TASK DESCRIPTION: Output all the entries word for word. Omit the pictures.

[Figure data in JSON]
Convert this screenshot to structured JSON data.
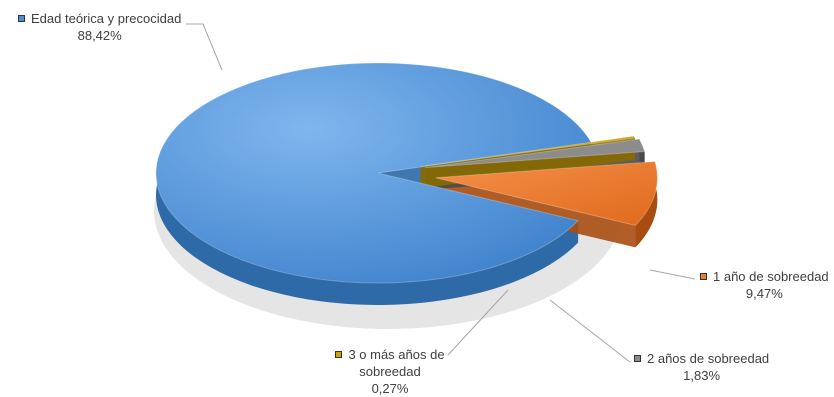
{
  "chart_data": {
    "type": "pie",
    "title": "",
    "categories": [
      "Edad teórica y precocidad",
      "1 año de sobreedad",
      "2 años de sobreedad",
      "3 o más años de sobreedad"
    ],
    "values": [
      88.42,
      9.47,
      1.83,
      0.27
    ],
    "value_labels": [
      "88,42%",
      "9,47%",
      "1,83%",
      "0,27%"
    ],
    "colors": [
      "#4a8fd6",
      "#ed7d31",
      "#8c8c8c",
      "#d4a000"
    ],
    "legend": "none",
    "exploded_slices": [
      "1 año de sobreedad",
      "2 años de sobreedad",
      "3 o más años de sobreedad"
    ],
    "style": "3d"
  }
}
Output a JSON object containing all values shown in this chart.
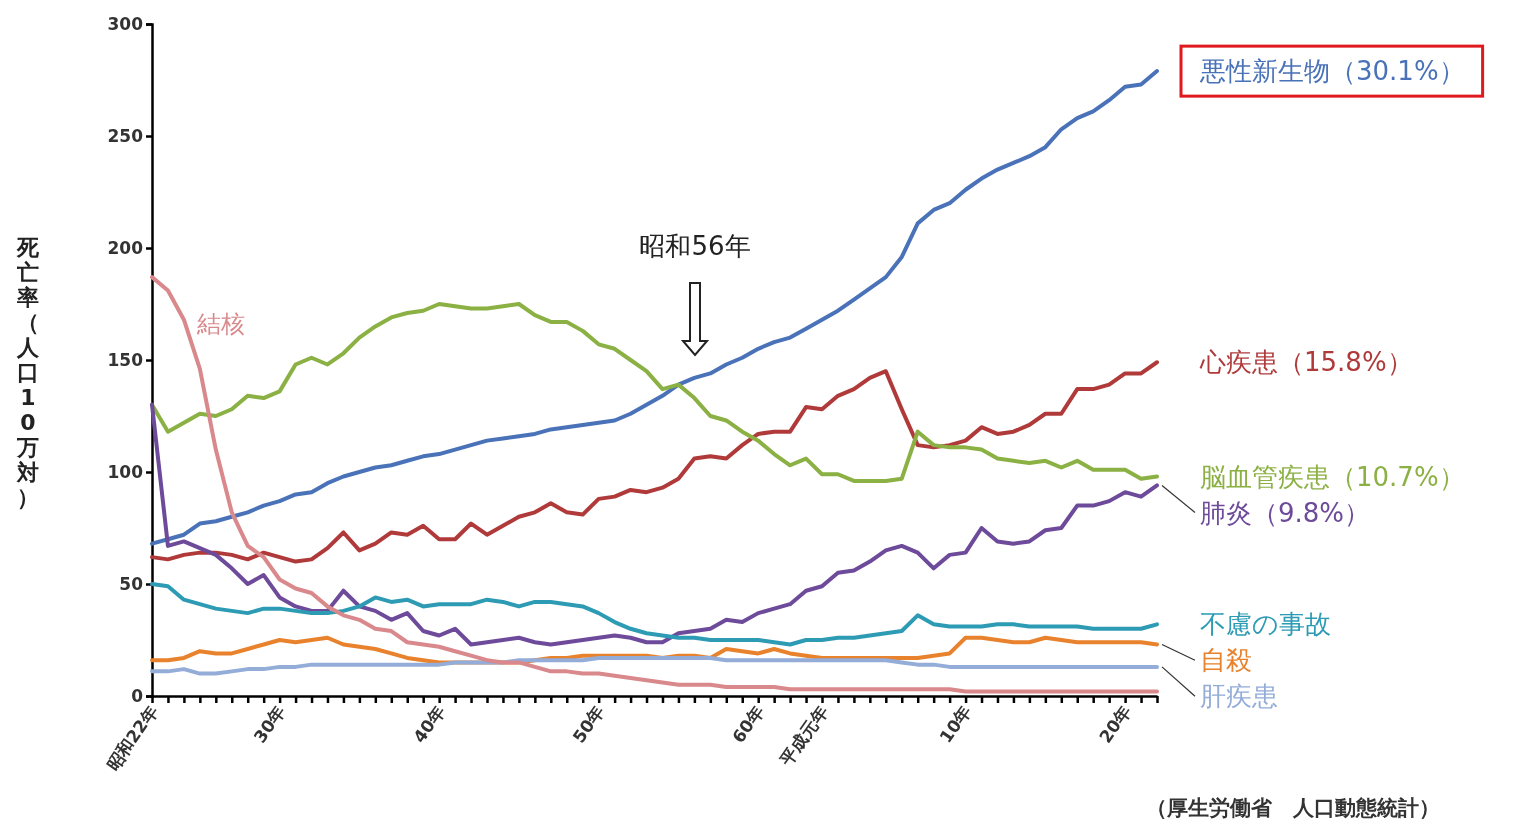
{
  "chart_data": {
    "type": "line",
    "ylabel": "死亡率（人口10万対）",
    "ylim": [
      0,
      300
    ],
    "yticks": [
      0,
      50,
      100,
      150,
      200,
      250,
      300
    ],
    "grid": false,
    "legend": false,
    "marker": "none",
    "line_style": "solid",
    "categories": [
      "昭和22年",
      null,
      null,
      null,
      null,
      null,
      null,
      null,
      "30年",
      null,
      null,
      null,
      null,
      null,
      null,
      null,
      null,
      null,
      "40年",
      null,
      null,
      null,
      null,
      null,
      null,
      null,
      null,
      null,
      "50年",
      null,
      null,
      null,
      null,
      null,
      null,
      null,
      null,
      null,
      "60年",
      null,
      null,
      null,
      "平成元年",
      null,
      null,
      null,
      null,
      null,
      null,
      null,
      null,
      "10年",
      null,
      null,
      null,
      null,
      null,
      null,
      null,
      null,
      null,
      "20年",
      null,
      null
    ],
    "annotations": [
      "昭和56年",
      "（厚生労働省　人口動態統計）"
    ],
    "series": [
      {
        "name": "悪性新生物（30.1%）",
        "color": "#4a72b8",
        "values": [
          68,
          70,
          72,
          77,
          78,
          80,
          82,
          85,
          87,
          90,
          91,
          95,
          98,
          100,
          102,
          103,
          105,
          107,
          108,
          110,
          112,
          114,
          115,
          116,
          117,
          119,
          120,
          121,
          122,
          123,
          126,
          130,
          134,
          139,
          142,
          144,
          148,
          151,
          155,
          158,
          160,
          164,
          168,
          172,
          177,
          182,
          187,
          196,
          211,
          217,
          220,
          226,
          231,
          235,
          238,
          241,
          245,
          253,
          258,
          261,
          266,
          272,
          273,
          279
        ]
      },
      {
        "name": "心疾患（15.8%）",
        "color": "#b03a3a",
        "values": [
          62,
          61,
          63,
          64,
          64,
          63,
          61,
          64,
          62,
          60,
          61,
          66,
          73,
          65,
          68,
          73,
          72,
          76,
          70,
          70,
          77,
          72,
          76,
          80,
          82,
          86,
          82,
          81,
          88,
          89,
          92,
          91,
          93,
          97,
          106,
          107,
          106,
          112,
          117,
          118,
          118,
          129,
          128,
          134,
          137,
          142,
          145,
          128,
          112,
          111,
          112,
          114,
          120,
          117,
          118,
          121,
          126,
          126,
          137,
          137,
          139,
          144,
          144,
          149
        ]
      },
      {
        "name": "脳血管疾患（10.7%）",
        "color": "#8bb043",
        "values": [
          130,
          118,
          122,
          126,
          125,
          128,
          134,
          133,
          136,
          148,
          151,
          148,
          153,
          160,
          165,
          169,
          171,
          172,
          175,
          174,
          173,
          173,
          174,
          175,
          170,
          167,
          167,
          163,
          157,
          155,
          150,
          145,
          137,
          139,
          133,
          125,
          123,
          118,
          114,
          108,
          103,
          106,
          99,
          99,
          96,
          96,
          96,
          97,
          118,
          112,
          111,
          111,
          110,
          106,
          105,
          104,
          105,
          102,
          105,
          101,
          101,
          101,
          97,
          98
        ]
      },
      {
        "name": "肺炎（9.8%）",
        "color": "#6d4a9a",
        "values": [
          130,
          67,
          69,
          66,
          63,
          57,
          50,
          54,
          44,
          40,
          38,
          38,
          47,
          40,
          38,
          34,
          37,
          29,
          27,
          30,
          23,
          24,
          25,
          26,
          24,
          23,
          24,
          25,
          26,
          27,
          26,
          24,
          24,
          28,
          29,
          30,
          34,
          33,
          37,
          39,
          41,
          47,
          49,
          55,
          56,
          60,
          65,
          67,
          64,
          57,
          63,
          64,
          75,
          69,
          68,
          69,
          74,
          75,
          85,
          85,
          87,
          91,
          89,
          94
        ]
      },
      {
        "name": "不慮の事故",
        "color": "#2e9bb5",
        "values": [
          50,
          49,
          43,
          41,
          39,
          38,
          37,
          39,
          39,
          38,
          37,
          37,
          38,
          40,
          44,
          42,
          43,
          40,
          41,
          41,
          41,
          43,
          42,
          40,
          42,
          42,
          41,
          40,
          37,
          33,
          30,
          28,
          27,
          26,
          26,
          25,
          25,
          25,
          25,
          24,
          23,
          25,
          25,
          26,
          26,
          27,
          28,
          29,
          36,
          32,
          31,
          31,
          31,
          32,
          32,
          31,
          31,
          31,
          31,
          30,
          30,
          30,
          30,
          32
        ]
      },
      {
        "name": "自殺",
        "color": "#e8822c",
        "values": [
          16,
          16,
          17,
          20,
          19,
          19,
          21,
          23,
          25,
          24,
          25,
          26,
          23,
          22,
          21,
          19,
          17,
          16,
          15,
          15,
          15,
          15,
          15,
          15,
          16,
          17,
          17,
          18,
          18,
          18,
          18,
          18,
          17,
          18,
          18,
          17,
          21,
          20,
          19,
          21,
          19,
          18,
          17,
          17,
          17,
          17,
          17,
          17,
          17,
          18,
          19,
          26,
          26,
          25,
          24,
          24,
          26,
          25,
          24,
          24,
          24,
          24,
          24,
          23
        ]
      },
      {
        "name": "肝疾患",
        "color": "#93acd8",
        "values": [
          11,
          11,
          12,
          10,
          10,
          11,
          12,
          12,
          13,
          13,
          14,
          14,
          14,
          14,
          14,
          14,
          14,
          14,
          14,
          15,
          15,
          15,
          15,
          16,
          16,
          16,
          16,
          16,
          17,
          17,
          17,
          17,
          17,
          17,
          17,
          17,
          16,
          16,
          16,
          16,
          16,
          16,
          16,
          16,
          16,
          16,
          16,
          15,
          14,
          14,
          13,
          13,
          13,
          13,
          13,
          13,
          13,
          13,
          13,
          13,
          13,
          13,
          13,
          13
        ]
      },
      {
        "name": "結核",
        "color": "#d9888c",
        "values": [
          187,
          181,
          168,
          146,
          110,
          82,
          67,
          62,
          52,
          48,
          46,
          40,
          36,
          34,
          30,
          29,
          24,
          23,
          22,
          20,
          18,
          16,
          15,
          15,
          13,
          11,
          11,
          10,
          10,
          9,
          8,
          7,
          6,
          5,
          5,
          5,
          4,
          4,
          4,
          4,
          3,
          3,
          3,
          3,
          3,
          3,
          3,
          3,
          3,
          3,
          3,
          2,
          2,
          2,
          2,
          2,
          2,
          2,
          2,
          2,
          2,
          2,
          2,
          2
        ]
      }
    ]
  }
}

WRITTEN REPLY:
Convert this screenshot to structured JSON data.
{
  "chart_data": {
    "type": "pie",
    "title": "",
    "categories": [
      "Edad teórica y precocidad",
      "1 año de sobreedad",
      "2 años de sobreedad",
      "3 o más años de sobreedad"
    ],
    "values": [
      88.42,
      9.47,
      1.83,
      0.27
    ],
    "value_labels": [
      "88,42%",
      "9,47%",
      "1,83%",
      "0,27%"
    ],
    "colors": [
      "#4a8fd6",
      "#ed7d31",
      "#8c8c8c",
      "#d4a000"
    ],
    "legend": "none",
    "exploded_slices": [
      "1 año de sobreedad",
      "2 años de sobreedad",
      "3 o más años de sobreedad"
    ],
    "style": "3d"
  }
}
Output a JSON object containing all values shown in this chart.
{
  "chart_data": {
    "type": "line",
    "ylabel": "死亡率（人口10万対）",
    "ylim": [
      0,
      300
    ],
    "yticks": [
      0,
      50,
      100,
      150,
      200,
      250,
      300
    ],
    "grid": false,
    "legend": false,
    "marker": "none",
    "line_style": "solid",
    "categories": [
      "昭和22年",
      null,
      null,
      null,
      null,
      null,
      null,
      null,
      "30年",
      null,
      null,
      null,
      null,
      null,
      null,
      null,
      null,
      null,
      "40年",
      null,
      null,
      null,
      null,
      null,
      null,
      null,
      null,
      null,
      "50年",
      null,
      null,
      null,
      null,
      null,
      null,
      null,
      null,
      null,
      "60年",
      null,
      null,
      null,
      "平成元年",
      null,
      null,
      null,
      null,
      null,
      null,
      null,
      null,
      "10年",
      null,
      null,
      null,
      null,
      null,
      null,
      null,
      null,
      null,
      "20年",
      null,
      null
    ],
    "annotations": [
      "昭和56年",
      "（厚生労働省　人口動態統計）"
    ],
    "series": [
      {
        "name": "悪性新生物（30.1%）",
        "color": "#4a72b8",
        "values": [
          68,
          70,
          72,
          77,
          78,
          80,
          82,
          85,
          87,
          90,
          91,
          95,
          98,
          100,
          102,
          103,
          105,
          107,
          108,
          110,
          112,
          114,
          115,
          116,
          117,
          119,
          120,
          121,
          122,
          123,
          126,
          130,
          134,
          139,
          142,
          144,
          148,
          151,
          155,
          158,
          160,
          164,
          168,
          172,
          177,
          182,
          187,
          196,
          211,
          217,
          220,
          226,
          231,
          235,
          238,
          241,
          245,
          253,
          258,
          261,
          266,
          272,
          273,
          279
        ]
      },
      {
        "name": "心疾患（15.8%）",
        "color": "#b03a3a",
        "values": [
          62,
          61,
          63,
          64,
          64,
          63,
          61,
          64,
          62,
          60,
          61,
          66,
          73,
          65,
          68,
          73,
          72,
          76,
          70,
          70,
          77,
          72,
          76,
          80,
          82,
          86,
          82,
          81,
          88,
          89,
          92,
          91,
          93,
          97,
          106,
          107,
          106,
          112,
          117,
          118,
          118,
          129,
          128,
          134,
          137,
          142,
          145,
          128,
          112,
          111,
          112,
          114,
          120,
          117,
          118,
          121,
          126,
          126,
          137,
          137,
          139,
          144,
          144,
          149
        ]
      },
      {
        "name": "脳血管疾患（10.7%）",
        "color": "#8bb043",
        "values": [
          130,
          118,
          122,
          126,
          125,
          128,
          134,
          133,
          136,
          148,
          151,
          148,
          153,
          160,
          165,
          169,
          171,
          172,
          175,
          174,
          173,
          173,
          174,
          175,
          170,
          167,
          167,
          163,
          157,
          155,
          150,
          145,
          137,
          139,
          133,
          125,
          123,
          118,
          114,
          108,
          103,
          106,
          99,
          99,
          96,
          96,
          96,
          97,
          118,
          112,
          111,
          111,
          110,
          106,
          105,
          104,
          105,
          102,
          105,
          101,
          101,
          101,
          97,
          98
        ]
      },
      {
        "name": "肺炎（9.8%）",
        "color": "#6d4a9a",
        "values": [
          130,
          67,
          69,
          66,
          63,
          57,
          50,
          54,
          44,
          40,
          38,
          38,
          47,
          40,
          38,
          34,
          37,
          29,
          27,
          30,
          23,
          24,
          25,
          26,
          24,
          23,
          24,
          25,
          26,
          27,
          26,
          24,
          24,
          28,
          29,
          30,
          34,
          33,
          37,
          39,
          41,
          47,
          49,
          55,
          56,
          60,
          65,
          67,
          64,
          57,
          63,
          64,
          75,
          69,
          68,
          69,
          74,
          75,
          85,
          85,
          87,
          91,
          89,
          94
        ]
      },
      {
        "name": "不慮の事故",
        "color": "#2e9bb5",
        "values": [
          50,
          49,
          43,
          41,
          39,
          38,
          37,
          39,
          39,
          38,
          37,
          37,
          38,
          40,
          44,
          42,
          43,
          40,
          41,
          41,
          41,
          43,
          42,
          40,
          42,
          42,
          41,
          40,
          37,
          33,
          30,
          28,
          27,
          26,
          26,
          25,
          25,
          25,
          25,
          24,
          23,
          25,
          25,
          26,
          26,
          27,
          28,
          29,
          36,
          32,
          31,
          31,
          31,
          32,
          32,
          31,
          31,
          31,
          31,
          30,
          30,
          30,
          30,
          32
        ]
      },
      {
        "name": "自殺",
        "color": "#e8822c",
        "values": [
          16,
          16,
          17,
          20,
          19,
          19,
          21,
          23,
          25,
          24,
          25,
          26,
          23,
          22,
          21,
          19,
          17,
          16,
          15,
          15,
          15,
          15,
          15,
          15,
          16,
          17,
          17,
          18,
          18,
          18,
          18,
          18,
          17,
          18,
          18,
          17,
          21,
          20,
          19,
          21,
          19,
          18,
          17,
          17,
          17,
          17,
          17,
          17,
          17,
          18,
          19,
          26,
          26,
          25,
          24,
          24,
          26,
          25,
          24,
          24,
          24,
          24,
          24,
          23
        ]
      },
      {
        "name": "肝疾患",
        "color": "#93acd8",
        "values": [
          11,
          11,
          12,
          10,
          10,
          11,
          12,
          12,
          13,
          13,
          14,
          14,
          14,
          14,
          14,
          14,
          14,
          14,
          14,
          15,
          15,
          15,
          15,
          16,
          16,
          16,
          16,
          16,
          17,
          17,
          17,
          17,
          17,
          17,
          17,
          17,
          16,
          16,
          16,
          16,
          16,
          16,
          16,
          16,
          16,
          16,
          16,
          15,
          14,
          14,
          13,
          13,
          13,
          13,
          13,
          13,
          13,
          13,
          13,
          13,
          13,
          13,
          13,
          13
        ]
      },
      {
        "name": "結核",
        "color": "#d9888c",
        "values": [
          187,
          181,
          168,
          146,
          110,
          82,
          67,
          62,
          52,
          48,
          46,
          40,
          36,
          34,
          30,
          29,
          24,
          23,
          22,
          20,
          18,
          16,
          15,
          15,
          13,
          11,
          11,
          10,
          10,
          9,
          8,
          7,
          6,
          5,
          5,
          5,
          4,
          4,
          4,
          4,
          3,
          3,
          3,
          3,
          3,
          3,
          3,
          3,
          3,
          3,
          3,
          2,
          2,
          2,
          2,
          2,
          2,
          2,
          2,
          2,
          2,
          2,
          2,
          2
        ]
      }
    ]
  }
}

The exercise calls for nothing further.